Reproduce all the entries precisely.
^^^^^^^^
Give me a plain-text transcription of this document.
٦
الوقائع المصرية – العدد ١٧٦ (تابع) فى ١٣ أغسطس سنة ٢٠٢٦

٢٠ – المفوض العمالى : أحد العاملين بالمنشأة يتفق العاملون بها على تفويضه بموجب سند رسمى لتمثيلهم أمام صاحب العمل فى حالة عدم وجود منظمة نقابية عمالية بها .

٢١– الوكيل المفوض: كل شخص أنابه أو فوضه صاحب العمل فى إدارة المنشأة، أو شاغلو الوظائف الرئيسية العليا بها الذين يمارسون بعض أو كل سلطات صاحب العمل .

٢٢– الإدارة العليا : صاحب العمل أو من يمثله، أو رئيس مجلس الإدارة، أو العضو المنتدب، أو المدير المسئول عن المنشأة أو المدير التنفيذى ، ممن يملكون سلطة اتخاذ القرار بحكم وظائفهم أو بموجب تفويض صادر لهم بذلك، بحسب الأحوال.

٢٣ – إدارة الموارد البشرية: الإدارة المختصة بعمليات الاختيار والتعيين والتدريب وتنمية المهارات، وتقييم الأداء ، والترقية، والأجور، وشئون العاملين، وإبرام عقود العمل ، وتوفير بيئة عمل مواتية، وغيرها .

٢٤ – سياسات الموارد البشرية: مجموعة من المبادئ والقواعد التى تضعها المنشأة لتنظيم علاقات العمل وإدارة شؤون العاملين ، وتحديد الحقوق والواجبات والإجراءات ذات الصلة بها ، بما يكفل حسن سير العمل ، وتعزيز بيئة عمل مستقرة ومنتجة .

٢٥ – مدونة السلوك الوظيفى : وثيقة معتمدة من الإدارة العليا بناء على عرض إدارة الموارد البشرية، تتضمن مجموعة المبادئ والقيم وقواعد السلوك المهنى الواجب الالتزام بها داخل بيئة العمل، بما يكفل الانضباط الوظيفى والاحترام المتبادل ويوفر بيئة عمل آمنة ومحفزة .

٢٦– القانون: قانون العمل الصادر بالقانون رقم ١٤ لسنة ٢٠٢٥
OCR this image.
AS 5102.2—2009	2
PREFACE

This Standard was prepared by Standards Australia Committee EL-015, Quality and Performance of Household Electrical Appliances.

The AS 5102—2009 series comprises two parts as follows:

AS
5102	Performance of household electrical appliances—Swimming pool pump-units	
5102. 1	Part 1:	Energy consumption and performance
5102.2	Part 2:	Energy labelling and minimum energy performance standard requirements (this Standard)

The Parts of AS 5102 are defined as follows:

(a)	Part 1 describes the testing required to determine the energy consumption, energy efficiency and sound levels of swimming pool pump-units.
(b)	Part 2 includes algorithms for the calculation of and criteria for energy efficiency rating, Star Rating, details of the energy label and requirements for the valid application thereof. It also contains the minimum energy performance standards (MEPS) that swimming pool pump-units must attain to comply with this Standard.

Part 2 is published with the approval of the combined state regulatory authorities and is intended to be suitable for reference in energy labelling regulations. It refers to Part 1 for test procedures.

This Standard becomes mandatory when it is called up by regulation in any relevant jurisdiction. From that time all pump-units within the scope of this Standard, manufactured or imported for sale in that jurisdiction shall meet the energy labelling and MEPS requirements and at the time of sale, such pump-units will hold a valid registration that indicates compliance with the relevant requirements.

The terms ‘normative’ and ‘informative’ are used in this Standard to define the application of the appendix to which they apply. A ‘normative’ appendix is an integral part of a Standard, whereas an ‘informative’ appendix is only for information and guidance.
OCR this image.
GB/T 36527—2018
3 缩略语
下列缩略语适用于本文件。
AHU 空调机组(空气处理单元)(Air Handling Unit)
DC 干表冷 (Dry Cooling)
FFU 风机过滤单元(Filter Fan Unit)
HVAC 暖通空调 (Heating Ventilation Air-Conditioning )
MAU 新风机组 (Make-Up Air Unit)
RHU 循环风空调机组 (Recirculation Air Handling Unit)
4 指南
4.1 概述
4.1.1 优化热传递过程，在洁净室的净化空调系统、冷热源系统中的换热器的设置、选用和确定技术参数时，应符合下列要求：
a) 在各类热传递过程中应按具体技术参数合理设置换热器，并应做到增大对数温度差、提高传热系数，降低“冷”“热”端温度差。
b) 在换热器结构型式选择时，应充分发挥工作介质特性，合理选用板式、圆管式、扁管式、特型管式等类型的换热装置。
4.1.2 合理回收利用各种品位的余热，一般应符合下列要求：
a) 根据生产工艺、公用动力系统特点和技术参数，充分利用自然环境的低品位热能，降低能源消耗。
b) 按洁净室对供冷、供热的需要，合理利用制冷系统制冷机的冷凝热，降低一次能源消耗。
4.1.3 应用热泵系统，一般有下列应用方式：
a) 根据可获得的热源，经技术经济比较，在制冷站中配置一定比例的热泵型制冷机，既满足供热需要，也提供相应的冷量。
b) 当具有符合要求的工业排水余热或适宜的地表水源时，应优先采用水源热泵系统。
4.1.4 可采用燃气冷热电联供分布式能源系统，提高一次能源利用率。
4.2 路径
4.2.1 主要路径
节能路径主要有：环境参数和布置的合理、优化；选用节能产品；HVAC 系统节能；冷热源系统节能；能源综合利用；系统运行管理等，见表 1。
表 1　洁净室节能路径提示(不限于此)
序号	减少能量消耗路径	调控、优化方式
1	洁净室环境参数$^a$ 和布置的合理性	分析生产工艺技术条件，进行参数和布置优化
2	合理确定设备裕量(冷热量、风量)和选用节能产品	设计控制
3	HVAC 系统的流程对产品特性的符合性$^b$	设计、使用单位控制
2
^^^^^^^^
• **Result of this exercise**:
Give me a plain-text transcription of this document.
٦
الوقائع المصرية – العدد ١٧٦ (تابع) فى ١٣ أغسطس سنة ٢٠٢٦

٢٠ – المفوض العمالى : أحد العاملين بالمنشأة يتفق العاملون بها على تفويضه بموجب سند رسمى لتمثيلهم أمام صاحب العمل فى حالة عدم وجود منظمة نقابية عمالية بها .

٢١– الوكيل المفوض: كل شخص أنابه أو فوضه صاحب العمل فى إدارة المنشأة، أو شاغلو الوظائف الرئيسية العليا بها الذين يمارسون بعض أو كل سلطات صاحب العمل .

٢٢– الإدارة العليا : صاحب العمل أو من يمثله، أو رئيس مجلس الإدارة، أو العضو المنتدب، أو المدير المسئول عن المنشأة أو المدير التنفيذى ، ممن يملكون سلطة اتخاذ القرار بحكم وظائفهم أو بموجب تفويض صادر لهم بذلك، بحسب الأحوال.

٢٣ – إدارة الموارد البشرية: الإدارة المختصة بعمليات الاختيار والتعيين والتدريب وتنمية المهارات، وتقييم الأداء ، والترقية، والأجور، وشئون العاملين، وإبرام عقود العمل ، وتوفير بيئة عمل مواتية، وغيرها .

٢٤ – سياسات الموارد البشرية: مجموعة من المبادئ والقواعد التى تضعها المنشأة لتنظيم علاقات العمل وإدارة شؤون العاملين ، وتحديد الحقوق والواجبات والإجراءات ذات الصلة بها ، بما يكفل حسن سير العمل ، وتعزيز بيئة عمل مستقرة ومنتجة .

٢٥ – مدونة السلوك الوظيفى : وثيقة معتمدة من الإدارة العليا بناء على عرض إدارة الموارد البشرية، تتضمن مجموعة المبادئ والقيم وقواعد السلوك المهنى الواجب الالتزام بها داخل بيئة العمل، بما يكفل الانضباط الوظيفى والاحترام المتبادل ويوفر بيئة عمل آمنة ومحفزة .

٢٦– القانون: قانون العمل الصادر بالقانون رقم ١٤ لسنة ٢٠٢٥
OCR this image.
AS 5102.2—2009	2
PREFACE

This Standard was prepared by Standards Australia Committee EL-015, Quality and Performance of Household Electrical Appliances.

The AS 5102—2009 series comprises two parts as follows:

AS
5102	Performance of household electrical appliances—Swimming pool pump-units	
5102. 1	Part 1:	Energy consumption and performance
5102.2	Part 2:	Energy labelling and minimum energy performance standard requirements (this Standard)

The Parts of AS 5102 are defined as follows:

(a)	Part 1 describes the testing required to determine the energy consumption, energy efficiency and sound levels of swimming pool pump-units.
(b)	Part 2 includes algorithms for the calculation of and criteria for energy efficiency rating, Star Rating, details of the energy label and requirements for the valid application thereof. It also contains the minimum energy performance standards (MEPS) that swimming pool pump-units must attain to comply with this Standard.

Part 2 is published with the approval of the combined state regulatory authorities and is intended to be suitable for reference in energy labelling regulations. It refers to Part 1 for test procedures.

This Standard becomes mandatory when it is called up by regulation in any relevant jurisdiction. From that time all pump-units within the scope of this Standard, manufactured or imported for sale in that jurisdiction shall meet the energy labelling and MEPS requirements and at the time of sale, such pump-units will hold a valid registration that indicates compliance with the relevant requirements.

The terms ‘normative’ and ‘informative’ are used in this Standard to define the application of the appendix to which they apply. A ‘normative’ appendix is an integral part of a Standard, whereas an ‘informative’ appendix is only for information and guidance.
OCR this image.
GB/T 36527—2018
3 缩略语
下列缩略语适用于本文件。
AHU 空调机组(空气处理单元)(Air Handling Unit)
DC 干表冷 (Dry Cooling)
FFU 风机过滤单元(Filter Fan Unit)
HVAC 暖通空调 (Heating Ventilation Air-Conditioning )
MAU 新风机组 (Make-Up Air Unit)
RHU 循环风空调机组 (Recirculation Air Handling Unit)
4 指南
4.1 概述
4.1.1 优化热传递过程，在洁净室的净化空调系统、冷热源系统中的换热器的设置、选用和确定技术参数时，应符合下列要求：
a) 在各类热传递过程中应按具体技术参数合理设置换热器，并应做到增大对数温度差、提高传热系数，降低“冷”“热”端温度差。
b) 在换热器结构型式选择时，应充分发挥工作介质特性，合理选用板式、圆管式、扁管式、特型管式等类型的换热装置。
4.1.2 合理回收利用各种品位的余热，一般应符合下列要求：
a) 根据生产工艺、公用动力系统特点和技术参数，充分利用自然环境的低品位热能，降低能源消耗。
b) 按洁净室对供冷、供热的需要，合理利用制冷系统制冷机的冷凝热，降低一次能源消耗。
4.1.3 应用热泵系统，一般有下列应用方式：
a) 根据可获得的热源，经技术经济比较，在制冷站中配置一定比例的热泵型制冷机，既满足供热需要，也提供相应的冷量。
b) 当具有符合要求的工业排水余热或适宜的地表水源时，应优先采用水源热泵系统。
4.1.4 可采用燃气冷热电联供分布式能源系统，提高一次能源利用率。
4.2 路径
4.2.1 主要路径
节能路径主要有：环境参数和布置的合理、优化；选用节能产品；HVAC 系统节能；冷热源系统节能；能源综合利用；系统运行管理等，见表 1。
表 1　洁净室节能路径提示(不限于此)
序号	减少能量消耗路径	调控、优化方式
1	洁净室环境参数$^a$ 和布置的合理性	分析生产工艺技术条件，进行参数和布置优化
2	合理确定设备裕量(冷热量、风量)和选用节能产品	设计控制
3	HVAC 系统的流程对产品特性的符合性$^b$	设计、使用单位控制
2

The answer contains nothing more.